Aim of the exercise: Lay out every line of the records as a Markdown table with the columns "No." and "Line," numbering each row and omitting blank lines. Leave the pictures out.

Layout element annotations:
--------------------

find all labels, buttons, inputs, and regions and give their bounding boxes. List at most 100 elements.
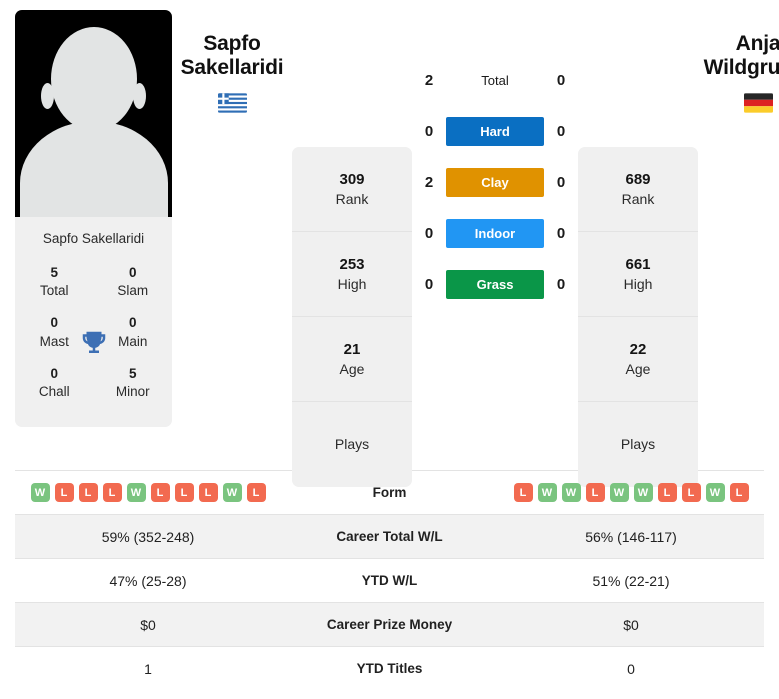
stat-age-right: 22 Age — [578, 317, 698, 402]
titles-chall-left: 0 Chall — [15, 359, 94, 409]
form-badge[interactable]: W — [705, 483, 725, 502]
player-card-left[interactable]: Sapfo Sakellaridi 5 Total 0 Slam 0 Mast … — [15, 10, 172, 428]
h2h-score-right-indoor: 0 — [556, 225, 566, 242]
titles-slam-left: 0 Slam — [94, 258, 173, 308]
table-row: 59% (352-248) Career Total W/L 56% (146-11… — [15, 514, 764, 559]
player-comparison-page: Sapfo Sakellaridi 5 Total 0 Slam 0 Mast … — [0, 0, 779, 699]
h2h-score-right-clay: 0 — [556, 174, 566, 191]
stat-rank-value-left: 309 — [339, 170, 365, 188]
form-badge[interactable]: L — [78, 483, 98, 502]
stat-column-left: 309 Rank 253 High 21 Age Plays — [292, 147, 412, 487]
stat-plays-label-left: Plays — [334, 435, 370, 452]
table-row: 47% (25-28) YTD W/L 51% (22-21) — [15, 558, 764, 603]
h2h-row-hard: 0 Hard 0 — [412, 117, 578, 146]
stat-rank-left: 309 Rank — [292, 147, 412, 232]
titles-total-left: 5 Total — [15, 258, 94, 308]
form-badge[interactable]: W — [609, 483, 629, 502]
stat-age-value-left: 21 — [343, 340, 361, 358]
form-badge[interactable]: W — [561, 483, 581, 502]
stat-plays-left: Plays — [292, 402, 412, 487]
stat-row-label: YTD Titles — [281, 646, 498, 690]
titles-total-label-left: Total — [39, 283, 69, 299]
titles-slam-value-left: 0 — [128, 265, 137, 280]
form-badge[interactable]: L — [246, 483, 266, 502]
surface-pill-grass[interactable]: Grass — [446, 270, 544, 299]
form-badge[interactable]: W — [126, 483, 146, 502]
form-badge[interactable]: L — [150, 483, 170, 502]
h2h-row-clay: 2 Clay 0 — [412, 168, 578, 197]
h2h-score-right-hard: 0 — [556, 123, 566, 140]
form-badge[interactable]: L — [102, 483, 122, 502]
titles-chall-label-left: Chall — [38, 384, 70, 400]
surface-pill-hard[interactable]: Hard — [446, 117, 544, 146]
stat-value-left: $0 — [15, 602, 281, 647]
form-badge[interactable]: W — [537, 483, 557, 502]
form-badge[interactable]: L — [681, 483, 701, 502]
avatar-ear-left — [41, 83, 54, 109]
h2h-score-right-total: 0 — [556, 72, 566, 89]
titles-slam-label-left: Slam — [117, 283, 149, 299]
form-badge[interactable]: L — [585, 483, 605, 502]
surface-pill-indoor[interactable]: Indoor — [446, 219, 544, 248]
stat-rank-label-left: Rank — [335, 190, 369, 207]
surface-pill-clay[interactable]: Clay — [446, 168, 544, 197]
stat-value-right: 56% (146-117) — [498, 514, 764, 559]
player-last-name-right: Wildgruber — [703, 55, 779, 79]
stat-value-left: 59% (352-248) — [15, 514, 281, 559]
player-first-name-left: Sapfo — [203, 32, 261, 55]
stat-column-right: 689 Rank 661 High 22 Age Plays — [578, 147, 698, 487]
form-badge[interactable]: L — [54, 483, 74, 502]
form-badge[interactable]: W — [222, 483, 242, 502]
stat-value-right: 51% (22-21) — [498, 558, 764, 603]
player-photo-left — [15, 10, 172, 217]
stat-value-right: $0 — [498, 602, 764, 647]
stat-high-left: 253 High — [292, 232, 412, 317]
h2h-score-right-grass: 0 — [556, 276, 566, 293]
stat-age-left: 21 Age — [292, 317, 412, 402]
h2h-row-grass: 0 Grass 0 — [412, 270, 578, 299]
titles-minor-left: 5 Minor — [94, 359, 173, 409]
stat-age-label-left: Age — [339, 360, 365, 377]
trophy-icon — [79, 328, 109, 358]
h2h-row-total: 2 Total 0 — [412, 66, 578, 95]
surface-pill-total: Total — [481, 73, 509, 88]
titles-chall-value-left: 0 — [50, 365, 58, 381]
form-badge[interactable]: L — [174, 483, 194, 502]
stat-high-value-left: 253 — [339, 255, 365, 273]
form-badge[interactable]: L — [657, 483, 677, 502]
form-badge[interactable]: W — [30, 483, 50, 502]
form-badge[interactable]: L — [729, 483, 749, 502]
h2h-row-indoor: 0 Indoor 0 — [412, 219, 578, 248]
titles-grid-left: 5 Total 0 Slam 0 Mast 0 Main 0 Chall 5 M… — [15, 258, 172, 427]
stat-age-value-right: 22 — [629, 340, 647, 358]
stat-row-label: YTD W/L — [281, 558, 498, 603]
stat-row-label: Career Prize Money — [281, 602, 498, 647]
h2h-score-left-grass: 0 — [424, 276, 434, 293]
stat-rank-right: 689 Rank — [578, 147, 698, 232]
player-first-name-right: Anja — [735, 32, 779, 55]
stat-value-left: WLLLWLLLWL — [15, 470, 281, 515]
stat-plays-label-right: Plays — [620, 435, 656, 452]
stat-plays-right: Plays — [578, 402, 698, 487]
player-name-left: Sapfo Sakellaridi — [15, 217, 172, 258]
stat-high-label-right: High — [623, 275, 653, 292]
head-to-head-column: 2 Total 0 0 Hard 0 2 Clay 0 0 Indoor 0 0 Grass 0 — [412, 10, 578, 299]
stat-age-label-right: Age — [625, 360, 651, 377]
titles-minor-value-left: 5 — [128, 365, 137, 381]
comparison-stats-table: W L L L W L L L W L Form L W W L W W L L W L 59% (352-248) Car… — [15, 470, 764, 690]
stat-high-value-right: 661 — [625, 255, 651, 273]
form-badge[interactable]: L — [513, 483, 533, 502]
germany-flag-icon — [743, 93, 773, 113]
form-badge[interactable]: W — [633, 483, 653, 502]
form-badge[interactable]: L — [198, 483, 218, 502]
titles-minor-label-left: Minor — [115, 384, 150, 400]
stat-value-left: 47% (25-28) — [15, 558, 281, 603]
h2h-score-left-total: 2 — [424, 72, 434, 89]
h2h-score-left-clay: 2 — [424, 174, 434, 191]
stat-value-left: 1 — [15, 646, 281, 690]
titles-total-value-left: 5 — [50, 265, 58, 280]
player-header-left: Sapfo Sakellaridi — [172, 10, 292, 113]
avatar-ear-right — [133, 83, 146, 109]
avatar-silhouette-icon — [50, 27, 137, 131]
h2h-score-left-indoor: 0 — [424, 225, 434, 242]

--------------------

Solution to this problem:
| No. | Line |
|---|---|
| 1 | find all labels, buttons, inputs, and regions and give their bounding boxes. List at most 100 elements. |
| 2 | stat-age-right: 22 Age — [578, 317, 698, 402] |
| 3 | titles-chall-left: 0 Chall — [15, 359, 94, 409] |
| 4 | form-badge[interactable]: W — [705, 483, 725, 502] |
| 5 | player-card-left[interactable]: Sapfo Sakellaridi 5 Total 0 Slam 0 Mast … — [15, 10, 172, 428] |
| 6 | h2h-score-right-indoor: 0 — [556, 225, 566, 242] |
| 7 | titles-slam-left: 0 Slam — [94, 258, 173, 308] |
| 8 | table-row: 59% (352-248) Career Total W/L 56% (146-11… — [15, 514, 764, 559] |
| 9 | player-comparison-page: Sapfo Sakellaridi 5 Total 0 Slam 0 Mast … — [0, 0, 779, 699] |
| 10 | h2h-score-right-clay: 0 — [556, 174, 566, 191] |
| 11 | stat-rank-value-left: 309 — [339, 170, 365, 188] |
| 12 | form-badge[interactable]: L — [78, 483, 98, 502] |
| 13 | stat-column-left: 309 Rank 253 High 21 Age Plays — [292, 147, 412, 487] |
| 14 | stat-plays-label-left: Plays — [334, 435, 370, 452] |
| 15 | table-row: 47% (25-28) YTD W/L 51% (22-21) — [15, 558, 764, 603] |
| 16 | h2h-row-hard: 0 Hard 0 — [412, 117, 578, 146] |
| 17 | stat-rank-left: 309 Rank — [292, 147, 412, 232] |
| 18 | titles-total-left: 5 Total — [15, 258, 94, 308] |
| 19 | form-badge[interactable]: W — [609, 483, 629, 502] |
| 20 | stat-age-value-left: 21 — [343, 340, 361, 358] |
| 21 | form-badge[interactable]: W — [561, 483, 581, 502] |
| 22 | stat-plays-left: Plays — [292, 402, 412, 487] |
| 23 | stat-row-label: YTD Titles — [281, 646, 498, 690] |
| 24 | titles-total-label-left: Total — [39, 283, 69, 299] |
| 25 | titles-slam-value-left: 0 — [128, 265, 137, 280] |
| 26 | form-badge[interactable]: L — [246, 483, 266, 502] |
| 27 | surface-pill-grass[interactable]: Grass — [446, 270, 544, 299] |
| 28 | form-badge[interactable]: W — [126, 483, 146, 502] |
| 29 | form-badge[interactable]: L — [150, 483, 170, 502] |
| 30 | h2h-row-clay: 2 Clay 0 — [412, 168, 578, 197] |
| 31 | h2h-score-right-hard: 0 — [556, 123, 566, 140] |
| 32 | form-badge[interactable]: L — [102, 483, 122, 502] |
| 33 | titles-chall-label-left: Chall — [38, 384, 70, 400] |
| 34 | surface-pill-hard[interactable]: Hard — [446, 117, 544, 146] |
| 35 | stat-value-left: $0 — [15, 602, 281, 647] |
| 36 | form-badge[interactable]: W — [537, 483, 557, 502] |
| 37 | form-badge[interactable]: L — [681, 483, 701, 502] |
| 38 | avatar-ear-left — [41, 83, 54, 109] |
| 39 | h2h-score-right-total: 0 — [556, 72, 566, 89] |
| 40 | titles-slam-label-left: Slam — [117, 283, 149, 299] |
| 41 | form-badge[interactable]: L — [585, 483, 605, 502] |
| 42 | surface-pill-indoor[interactable]: Indoor — [446, 219, 544, 248] |
| 43 | stat-rank-label-left: Rank — [335, 190, 369, 207] |
| 44 | surface-pill-clay[interactable]: Clay — [446, 168, 544, 197] |
| 45 | stat-value-right: 56% (146-117) — [498, 514, 764, 559] |
| 46 | player-last-name-right: Wildgruber — [703, 55, 779, 79] |
| 47 | stat-value-left: 59% (352-248) — [15, 514, 281, 559] |
| 48 | player-first-name-left: Sapfo — [203, 32, 261, 55] |
| 49 | stat-column-right: 689 Rank 661 High 22 Age Plays — [578, 147, 698, 487] |
| 50 | form-badge[interactable]: L — [54, 483, 74, 502] |
| 51 | form-badge[interactable]: W — [222, 483, 242, 502] |
| 52 | stat-value-right: 51% (22-21) — [498, 558, 764, 603] |
| 53 | player-photo-left — [15, 10, 172, 217] |
| 54 | stat-value-right: $0 — [498, 602, 764, 647] |
| 55 | stat-high-left: 253 High — [292, 232, 412, 317] |
| 56 | h2h-score-right-grass: 0 — [556, 276, 566, 293] |
| 57 | stat-age-left: 21 Age — [292, 317, 412, 402] |
| 58 | h2h-row-grass: 0 Grass 0 — [412, 270, 578, 299] |
| 59 | titles-minor-left: 5 Minor — [94, 359, 173, 409] |
| 60 | stat-age-label-left: Age — [339, 360, 365, 377] |
| 61 | trophy-icon — [79, 328, 109, 358] |
| 62 | h2h-row-total: 2 Total 0 — [412, 66, 578, 95] |
| 63 | surface-pill-total: Total — [481, 73, 509, 88] |
| 64 | titles-chall-value-left: 0 — [50, 365, 58, 381] |
| 65 | form-badge[interactable]: L — [174, 483, 194, 502] |
| 66 | stat-high-value-left: 253 — [339, 255, 365, 273] |
| 67 | form-badge[interactable]: L — [657, 483, 677, 502] |
| 68 | form-badge[interactable]: W — [30, 483, 50, 502] |
| 69 | form-badge[interactable]: L — [729, 483, 749, 502] |
| 70 | h2h-row-indoor: 0 Indoor 0 — [412, 219, 578, 248] |
| 71 | titles-grid-left: 5 Total 0 Slam 0 Mast 0 Main 0 Chall 5 M… — [15, 258, 172, 427] |
| 72 | stat-age-value-right: 22 — [629, 340, 647, 358] |
| 73 | stat-row-label: YTD W/L — [281, 558, 498, 603] |
| 74 | stat-row-label: Career Prize Money — [281, 602, 498, 647] |
| 75 | h2h-score-left-grass: 0 — [424, 276, 434, 293] |
| 76 | stat-rank-right: 689 Rank — [578, 147, 698, 232] |
| 77 | player-first-name-right: Anja — [735, 32, 779, 55] |
| 78 | stat-value-left: WLLLWLLLWL — [15, 470, 281, 515] |
| 79 | stat-plays-label-right: Plays — [620, 435, 656, 452] |
| 80 | stat-plays-right: Plays — [578, 402, 698, 487] |
| 81 | player-name-left: Sapfo Sakellaridi — [15, 217, 172, 258] |
| 82 | stat-high-label-right: High — [623, 275, 653, 292] |
| 83 | head-to-head-column: 2 Total 0 0 Hard 0 2 Clay 0 0 Indoor 0 0 Grass 0 — [412, 10, 578, 299] |
| 84 | stat-age-label-right: Age — [625, 360, 651, 377] |
| 85 | titles-minor-value-left: 5 — [128, 365, 137, 381] |
| 86 | comparison-stats-table: W L L L W L L L W L Form L W W L W W L L W L 59% (352-248) Car… — [15, 470, 764, 690] |
| 87 | stat-high-value-right: 661 — [625, 255, 651, 273] |
| 88 | form-badge[interactable]: L — [513, 483, 533, 502] |
| 89 | germany-flag-icon — [743, 93, 773, 113] |
| 90 | form-badge[interactable]: W — [633, 483, 653, 502] |
| 91 | form-badge[interactable]: L — [198, 483, 218, 502] |
| 92 | titles-minor-label-left: Minor — [115, 384, 150, 400] |
| 93 | stat-value-left: 47% (25-28) — [15, 558, 281, 603] |
| 94 | h2h-score-left-total: 2 — [424, 72, 434, 89] |
| 95 | h2h-score-left-clay: 2 — [424, 174, 434, 191] |
| 96 | stat-value-left: 1 — [15, 646, 281, 690] |
| 97 | titles-total-value-left: 5 — [50, 265, 58, 280] |
| 98 | player-header-left: Sapfo Sakellaridi — [172, 10, 292, 113] |
| 99 | avatar-ear-right — [133, 83, 146, 109] |
| 100 | avatar-silhouette-icon — [50, 27, 137, 131] |
| 101 | h2h-score-left-indoor: 0 — [424, 225, 434, 242] |